In the entries below, count each line holding the word "bars". Answer with the total alone.

###

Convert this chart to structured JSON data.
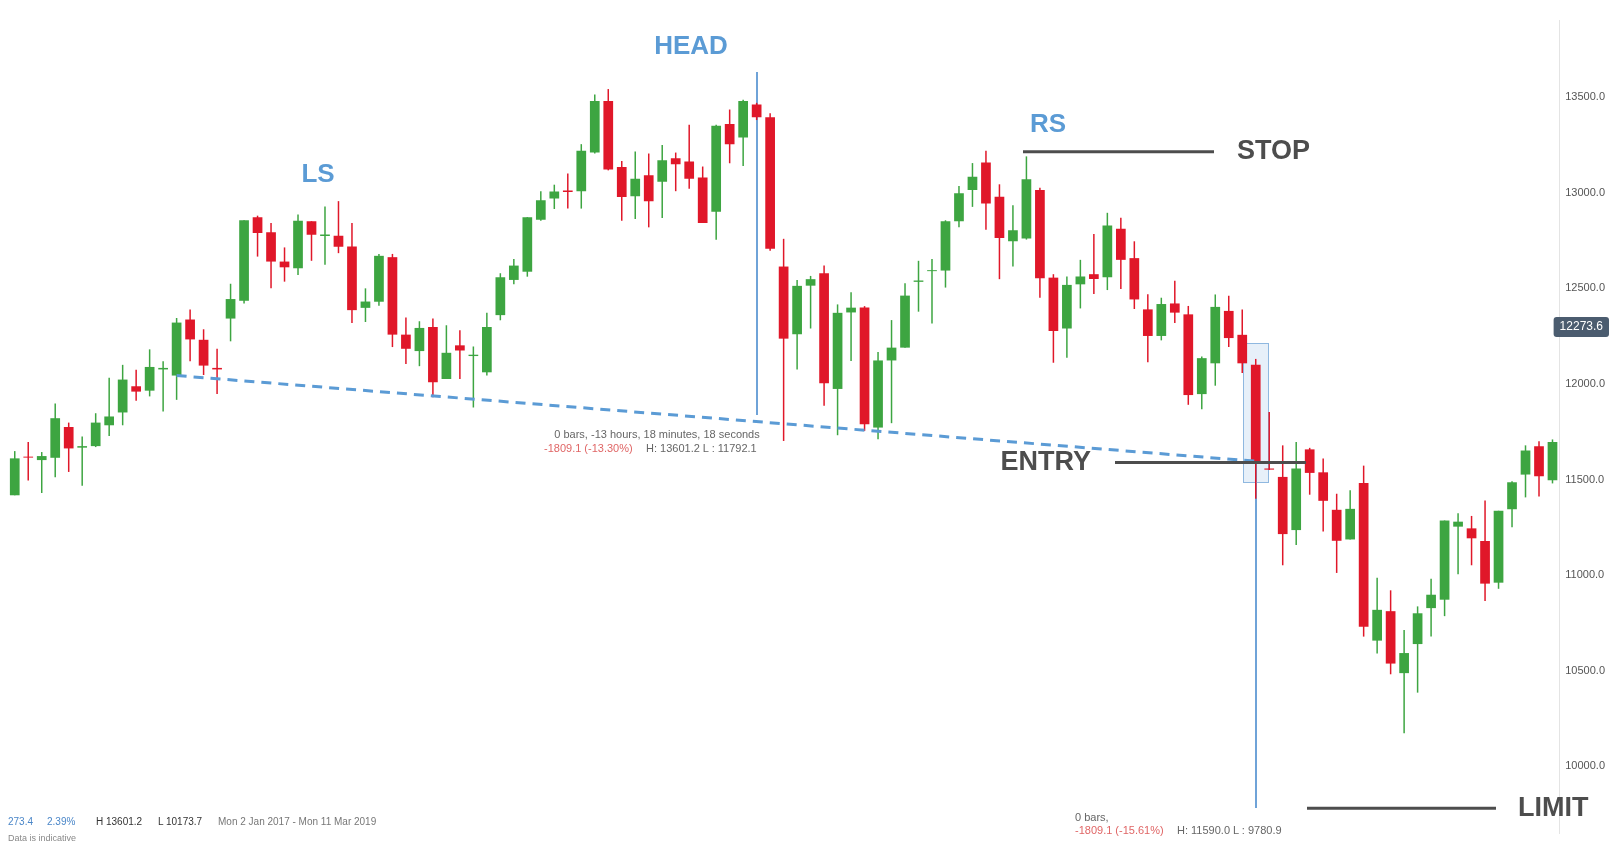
{
  "chart_data": {
    "type": "candlestick",
    "tick_labels": "y",
    "categories": [
      null,
      null,
      null,
      null,
      null,
      null,
      null,
      null,
      null,
      null,
      null,
      null,
      null,
      null,
      null,
      null,
      null,
      null,
      null,
      null,
      null,
      null,
      null,
      null,
      null,
      null,
      null,
      null,
      null,
      null,
      null,
      null,
      null,
      null,
      null,
      null,
      null,
      null,
      null,
      null,
      null,
      null,
      null,
      null,
      null,
      null,
      null,
      null,
      null,
      null,
      null,
      null,
      null,
      null,
      null,
      null,
      null,
      null,
      null,
      null,
      null,
      null,
      null,
      null,
      null,
      null,
      null,
      null,
      null,
      null,
      null,
      null,
      null,
      null,
      null,
      null,
      null,
      null,
      null,
      null,
      null,
      null,
      null,
      null,
      null,
      null,
      null,
      null,
      null,
      null,
      null,
      null,
      null,
      null,
      null,
      null,
      null,
      null,
      null,
      null,
      null,
      null,
      null,
      null,
      null,
      null,
      null,
      null,
      null,
      null,
      null,
      null,
      null,
      null,
      null
    ],
    "ohlc": [
      [
        11418,
        11649,
        11418,
        11611
      ],
      [
        11620,
        11696,
        11495,
        11615
      ],
      [
        11602,
        11644,
        11430,
        11623
      ],
      [
        11614,
        11898,
        11512,
        11821
      ],
      [
        11775,
        11798,
        11540,
        11663
      ],
      [
        11667,
        11725,
        11468,
        11675
      ],
      [
        11675,
        11847,
        11670,
        11798
      ],
      [
        11784,
        12033,
        11728,
        11830
      ],
      [
        11851,
        12100,
        11784,
        12023
      ],
      [
        11988,
        12075,
        11912,
        11960
      ],
      [
        11965,
        12181,
        11935,
        12089
      ],
      [
        12076,
        12119,
        11856,
        12084
      ],
      [
        12044,
        12345,
        11917,
        12321
      ],
      [
        12337,
        12389,
        12119,
        12233
      ],
      [
        12231,
        12286,
        12047,
        12096
      ],
      [
        12084,
        12184,
        11947,
        12076
      ],
      [
        12342,
        12524,
        12223,
        12444
      ],
      [
        12435,
        12856,
        12421,
        12856
      ],
      [
        12872,
        12880,
        12666,
        12789
      ],
      [
        12793,
        12842,
        12500,
        12640
      ],
      [
        12640,
        12714,
        12535,
        12610
      ],
      [
        12605,
        12886,
        12570,
        12854
      ],
      [
        12851,
        12851,
        12644,
        12780
      ],
      [
        12774,
        12928,
        12623,
        12781
      ],
      [
        12775,
        12956,
        12684,
        12717
      ],
      [
        12719,
        12842,
        12319,
        12386
      ],
      [
        12398,
        12500,
        12324,
        12431
      ],
      [
        12430,
        12680,
        12409,
        12670
      ],
      [
        12663,
        12680,
        12193,
        12258
      ],
      [
        12258,
        12347,
        12105,
        12184
      ],
      [
        12172,
        12328,
        12093,
        12293
      ],
      [
        12298,
        12342,
        11930,
        12009
      ],
      [
        12026,
        12307,
        12026,
        12163
      ],
      [
        12202,
        12281,
        12026,
        12175
      ],
      [
        12146,
        12196,
        11877,
        12153
      ],
      [
        12061,
        12372,
        12044,
        12298
      ],
      [
        12360,
        12579,
        12333,
        12558
      ],
      [
        12544,
        12654,
        12521,
        12619
      ],
      [
        12587,
        12872,
        12561,
        12872
      ],
      [
        12859,
        13008,
        12854,
        12961
      ],
      [
        12970,
        13042,
        12915,
        13007
      ],
      [
        13012,
        13100,
        12917,
        13004
      ],
      [
        13008,
        13254,
        12917,
        13219
      ],
      [
        13210,
        13514,
        13205,
        13479
      ],
      [
        13479,
        13542,
        13117,
        13122
      ],
      [
        13135,
        13166,
        12854,
        12977
      ],
      [
        12982,
        13215,
        12863,
        13073
      ],
      [
        13091,
        13205,
        12819,
        12956
      ],
      [
        13058,
        13249,
        12868,
        13170
      ],
      [
        13180,
        13210,
        13008,
        13149
      ],
      [
        13163,
        13356,
        13021,
        13073
      ],
      [
        13079,
        13137,
        12842,
        12842
      ],
      [
        12900,
        13356,
        12754,
        13350
      ],
      [
        13359,
        13435,
        13154,
        13254
      ],
      [
        13289,
        13486,
        13140,
        13479
      ],
      [
        13461,
        13470,
        13380,
        13394
      ],
      [
        13394,
        13415,
        12696,
        12707
      ],
      [
        12614,
        12759,
        11702,
        12237
      ],
      [
        12260,
        12544,
        12076,
        12513
      ],
      [
        12514,
        12565,
        12290,
        12548
      ],
      [
        12579,
        12620,
        11886,
        12004
      ],
      [
        11974,
        12416,
        11732,
        12372
      ],
      [
        12374,
        12479,
        12120,
        12399
      ],
      [
        12400,
        12407,
        11755,
        11790
      ],
      [
        11772,
        12167,
        11711,
        12123
      ],
      [
        12123,
        12334,
        11795,
        12190
      ],
      [
        12190,
        12527,
        12190,
        12462
      ],
      [
        12534,
        12644,
        12378,
        12541
      ],
      [
        12590,
        12653,
        12316,
        12595
      ],
      [
        12593,
        12856,
        12504,
        12851
      ],
      [
        12851,
        13035,
        12820,
        12997
      ],
      [
        13014,
        13155,
        12926,
        13083
      ],
      [
        13158,
        13219,
        12807,
        12944
      ],
      [
        12979,
        13044,
        12548,
        12763
      ],
      [
        12746,
        12935,
        12614,
        12804
      ],
      [
        12760,
        13190,
        12755,
        13070
      ],
      [
        13014,
        13026,
        12451,
        12553
      ],
      [
        12556,
        12574,
        12111,
        12277
      ],
      [
        12290,
        12562,
        12137,
        12518
      ],
      [
        12521,
        12649,
        12395,
        12562
      ],
      [
        12574,
        12784,
        12470,
        12549
      ],
      [
        12558,
        12895,
        12491,
        12828
      ],
      [
        12811,
        12869,
        12497,
        12649
      ],
      [
        12658,
        12746,
        12392,
        12442
      ],
      [
        12390,
        12469,
        12114,
        12251
      ],
      [
        12251,
        12451,
        12228,
        12418
      ],
      [
        12421,
        12540,
        12319,
        12373
      ],
      [
        12364,
        12408,
        11891,
        11942
      ],
      [
        11947,
        12143,
        11868,
        12135
      ],
      [
        12108,
        12468,
        11991,
        12403
      ],
      [
        12382,
        12461,
        12193,
        12240
      ],
      [
        12257,
        12389,
        12057,
        12108
      ],
      [
        12101,
        12131,
        11400,
        11587
      ],
      [
        11558,
        11854,
        11550,
        11552
      ],
      [
        11514,
        11679,
        11052,
        11215
      ],
      [
        11236,
        11696,
        11158,
        11558
      ],
      [
        11658,
        11666,
        11421,
        11535
      ],
      [
        11538,
        11610,
        11228,
        11389
      ],
      [
        11342,
        11426,
        11012,
        11180
      ],
      [
        11187,
        11444,
        11187,
        11347
      ],
      [
        11482,
        11573,
        10679,
        10731
      ],
      [
        10658,
        10987,
        10591,
        10819
      ],
      [
        10812,
        10921,
        10482,
        10538
      ],
      [
        10488,
        10714,
        10174,
        10593
      ],
      [
        10640,
        10837,
        10386,
        10801
      ],
      [
        10828,
        10982,
        10679,
        10898
      ],
      [
        10872,
        11286,
        10786,
        11286
      ],
      [
        11254,
        11324,
        11005,
        11280
      ],
      [
        11245,
        11310,
        11052,
        11193
      ],
      [
        11179,
        11391,
        10865,
        10956
      ],
      [
        10961,
        11337,
        10929,
        11337
      ],
      [
        11345,
        11491,
        11251,
        11486
      ],
      [
        11526,
        11679,
        11407,
        11652
      ],
      [
        11675,
        11701,
        11412,
        11517
      ],
      [
        11496,
        11710,
        11480,
        11696
      ]
    ],
    "colors": [
      "#3da541",
      "#e01729",
      "#3da541",
      "#3da541",
      "#e01729",
      "#3da541",
      "#3da541",
      "#3da541",
      "#3da541",
      "#e01729",
      "#3da541",
      "#3da541",
      "#3da541",
      "#e01729",
      "#e01729",
      "#e01729",
      "#3da541",
      "#3da541",
      "#e01729",
      "#e01729",
      "#e01729",
      "#3da541",
      "#e01729",
      "#3da541",
      "#e01729",
      "#e01729",
      "#3da541",
      "#3da541",
      "#e01729",
      "#e01729",
      "#3da541",
      "#e01729",
      "#3da541",
      "#e01729",
      "#3da541",
      "#3da541",
      "#3da541",
      "#3da541",
      "#3da541",
      "#3da541",
      "#3da541",
      "#e01729",
      "#3da541",
      "#3da541",
      "#e01729",
      "#e01729",
      "#3da541",
      "#e01729",
      "#3da541",
      "#e01729",
      "#e01729",
      "#e01729",
      "#3da541",
      "#e01729",
      "#3da541",
      "#e01729",
      "#e01729",
      "#e01729",
      "#3da541",
      "#3da541",
      "#e01729",
      "#3da541",
      "#3da541",
      "#e01729",
      "#3da541",
      "#3da541",
      "#3da541",
      "#3da541",
      "#3da541",
      "#3da541",
      "#3da541",
      "#3da541",
      "#e01729",
      "#e01729",
      "#3da541",
      "#3da541",
      "#e01729",
      "#e01729",
      "#3da541",
      "#3da541",
      "#e01729",
      "#3da541",
      "#e01729",
      "#e01729",
      "#e01729",
      "#3da541",
      "#e01729",
      "#e01729",
      "#3da541",
      "#3da541",
      "#e01729",
      "#e01729",
      "#e01729",
      "#e01729",
      "#e01729",
      "#3da541",
      "#e01729",
      "#e01729",
      "#e01729",
      "#3da541",
      "#e01729",
      "#3da541",
      "#e01729",
      "#3da541",
      "#3da541",
      "#3da541",
      "#3da541",
      "#3da541",
      "#e01729",
      "#e01729",
      "#3da541",
      "#3da541",
      "#3da541",
      "#e01729",
      "#3da541"
    ],
    "series": [
      {
        "type": "line",
        "color": "#5b9bd5",
        "line_style": "dashed",
        "marker": "none",
        "values": [
          null,
          null,
          null,
          null,
          null,
          null,
          null,
          null,
          null,
          null,
          null,
          null,
          12044,
          null,
          null,
          null,
          null,
          null,
          null,
          null,
          null,
          null,
          null,
          null,
          null,
          null,
          null,
          null,
          null,
          null,
          null,
          null,
          null,
          null,
          null,
          null,
          null,
          null,
          null,
          null,
          null,
          null,
          null,
          null,
          null,
          null,
          null,
          null,
          null,
          null,
          null,
          null,
          null,
          null,
          null,
          null,
          null,
          null,
          null,
          null,
          null,
          null,
          null,
          null,
          null,
          null,
          null,
          null,
          null,
          null,
          null,
          null,
          null,
          null,
          null,
          null,
          null,
          null,
          null,
          null,
          null,
          null,
          null,
          null,
          null,
          null,
          null,
          null,
          null,
          null,
          null,
          null,
          11596,
          null,
          null,
          null,
          null,
          null,
          null,
          null,
          null,
          null,
          null,
          null,
          null,
          null,
          null,
          null,
          null,
          null,
          null,
          null,
          null,
          null,
          null
        ]
      }
    ],
    "ylim": [
      9650,
      13900
    ],
    "yticks": [
      {
        "value": 10000,
        "label": "10000.0"
      },
      {
        "value": 10500,
        "label": "10500.0"
      },
      {
        "value": 11000,
        "label": "11000.0"
      },
      {
        "value": 11500,
        "label": "11500.0"
      },
      {
        "value": 12000,
        "label": "12000.0"
      },
      {
        "value": 12500,
        "label": "12500.0"
      },
      {
        "value": 13000,
        "label": "13000.0"
      },
      {
        "value": 13500,
        "label": "13500.0"
      }
    ],
    "ref_lines": [
      {
        "axis": "y",
        "value": 13214,
        "label": "STOP",
        "color": "#4d4d4d"
      },
      {
        "axis": "y",
        "value": 11590,
        "label": "ENTRY",
        "color": "#4d4d4d"
      },
      {
        "axis": "y",
        "value": 9780.9,
        "label": "LIMIT",
        "color": "#4d4d4d"
      }
    ],
    "annotations": [
      "LS",
      "HEAD",
      "RS",
      "0 bars, -13 hours, 18 minutes, 18 seconds",
      "-1809.1 (-13.30%)",
      "H: 13601.2 L : 11792.1",
      "0 bars,",
      "-1809.1 (-15.61%)",
      "H: 11590.0 L : 9780.9",
      "273.4",
      "2.39%",
      "H 13601.2",
      "L 10173.7",
      "Mon 2 Jan 2017 - Mon 11 Mar 2019",
      "Data is indicative",
      "12273.6"
    ]
  }
}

###

» Solution
2